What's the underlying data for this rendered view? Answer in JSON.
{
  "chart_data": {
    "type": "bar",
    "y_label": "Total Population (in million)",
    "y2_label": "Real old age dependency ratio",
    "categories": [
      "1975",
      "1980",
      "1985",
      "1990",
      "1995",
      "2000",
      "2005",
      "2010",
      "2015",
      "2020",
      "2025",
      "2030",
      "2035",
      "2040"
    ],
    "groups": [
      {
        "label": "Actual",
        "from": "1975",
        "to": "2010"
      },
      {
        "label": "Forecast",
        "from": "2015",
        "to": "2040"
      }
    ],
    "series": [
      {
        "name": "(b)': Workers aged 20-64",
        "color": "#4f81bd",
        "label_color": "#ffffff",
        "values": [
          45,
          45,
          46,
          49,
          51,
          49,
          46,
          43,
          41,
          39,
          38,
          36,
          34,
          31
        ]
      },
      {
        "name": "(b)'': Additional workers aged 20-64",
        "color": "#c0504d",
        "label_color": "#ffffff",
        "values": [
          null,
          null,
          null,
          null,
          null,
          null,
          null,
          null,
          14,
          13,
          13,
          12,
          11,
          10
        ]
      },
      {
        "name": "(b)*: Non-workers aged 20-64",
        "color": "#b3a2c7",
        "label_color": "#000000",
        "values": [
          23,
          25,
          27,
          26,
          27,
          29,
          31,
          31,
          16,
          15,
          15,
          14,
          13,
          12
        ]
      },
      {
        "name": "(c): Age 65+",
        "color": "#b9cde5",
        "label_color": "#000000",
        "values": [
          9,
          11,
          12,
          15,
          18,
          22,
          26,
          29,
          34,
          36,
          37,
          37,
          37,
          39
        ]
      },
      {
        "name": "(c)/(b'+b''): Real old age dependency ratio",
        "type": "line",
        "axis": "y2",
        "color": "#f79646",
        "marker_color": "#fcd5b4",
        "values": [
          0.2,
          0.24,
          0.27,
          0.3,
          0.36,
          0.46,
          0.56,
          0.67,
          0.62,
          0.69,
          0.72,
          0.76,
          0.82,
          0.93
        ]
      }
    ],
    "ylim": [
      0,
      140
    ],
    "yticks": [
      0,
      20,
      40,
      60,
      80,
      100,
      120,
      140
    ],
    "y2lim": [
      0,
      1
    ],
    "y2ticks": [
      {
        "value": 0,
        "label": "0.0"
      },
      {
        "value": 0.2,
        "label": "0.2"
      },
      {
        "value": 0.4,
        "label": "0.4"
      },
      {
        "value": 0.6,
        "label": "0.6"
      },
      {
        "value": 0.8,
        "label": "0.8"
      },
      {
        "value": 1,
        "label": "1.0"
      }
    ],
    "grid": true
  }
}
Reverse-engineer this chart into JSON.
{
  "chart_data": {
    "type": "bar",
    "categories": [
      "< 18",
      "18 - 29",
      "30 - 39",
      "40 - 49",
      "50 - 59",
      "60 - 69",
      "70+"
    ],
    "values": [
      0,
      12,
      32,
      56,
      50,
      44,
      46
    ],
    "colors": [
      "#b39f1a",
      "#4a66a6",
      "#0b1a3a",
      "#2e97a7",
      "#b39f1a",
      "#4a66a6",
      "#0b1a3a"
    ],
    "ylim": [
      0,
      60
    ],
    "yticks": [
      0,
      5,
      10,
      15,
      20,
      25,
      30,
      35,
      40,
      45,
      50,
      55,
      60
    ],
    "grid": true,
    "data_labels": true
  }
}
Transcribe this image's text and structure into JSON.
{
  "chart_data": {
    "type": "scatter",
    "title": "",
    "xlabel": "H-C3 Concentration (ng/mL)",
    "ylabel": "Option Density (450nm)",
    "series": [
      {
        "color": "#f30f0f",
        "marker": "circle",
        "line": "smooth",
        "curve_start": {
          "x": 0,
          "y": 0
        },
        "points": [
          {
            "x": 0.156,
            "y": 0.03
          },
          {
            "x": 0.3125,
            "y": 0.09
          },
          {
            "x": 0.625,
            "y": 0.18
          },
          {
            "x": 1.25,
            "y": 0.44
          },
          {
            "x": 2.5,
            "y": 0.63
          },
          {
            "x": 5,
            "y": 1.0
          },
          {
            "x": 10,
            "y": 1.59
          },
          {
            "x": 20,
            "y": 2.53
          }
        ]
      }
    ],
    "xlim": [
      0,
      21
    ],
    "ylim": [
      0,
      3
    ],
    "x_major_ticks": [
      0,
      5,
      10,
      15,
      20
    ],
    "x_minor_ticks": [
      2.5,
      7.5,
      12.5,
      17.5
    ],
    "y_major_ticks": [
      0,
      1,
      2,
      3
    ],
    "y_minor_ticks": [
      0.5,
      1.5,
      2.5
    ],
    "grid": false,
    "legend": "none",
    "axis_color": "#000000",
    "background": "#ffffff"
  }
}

→ **Given instruction**:
Go through the entries above and count the lines containing the word "JSON"; give only that count.

→ **Full output**:
3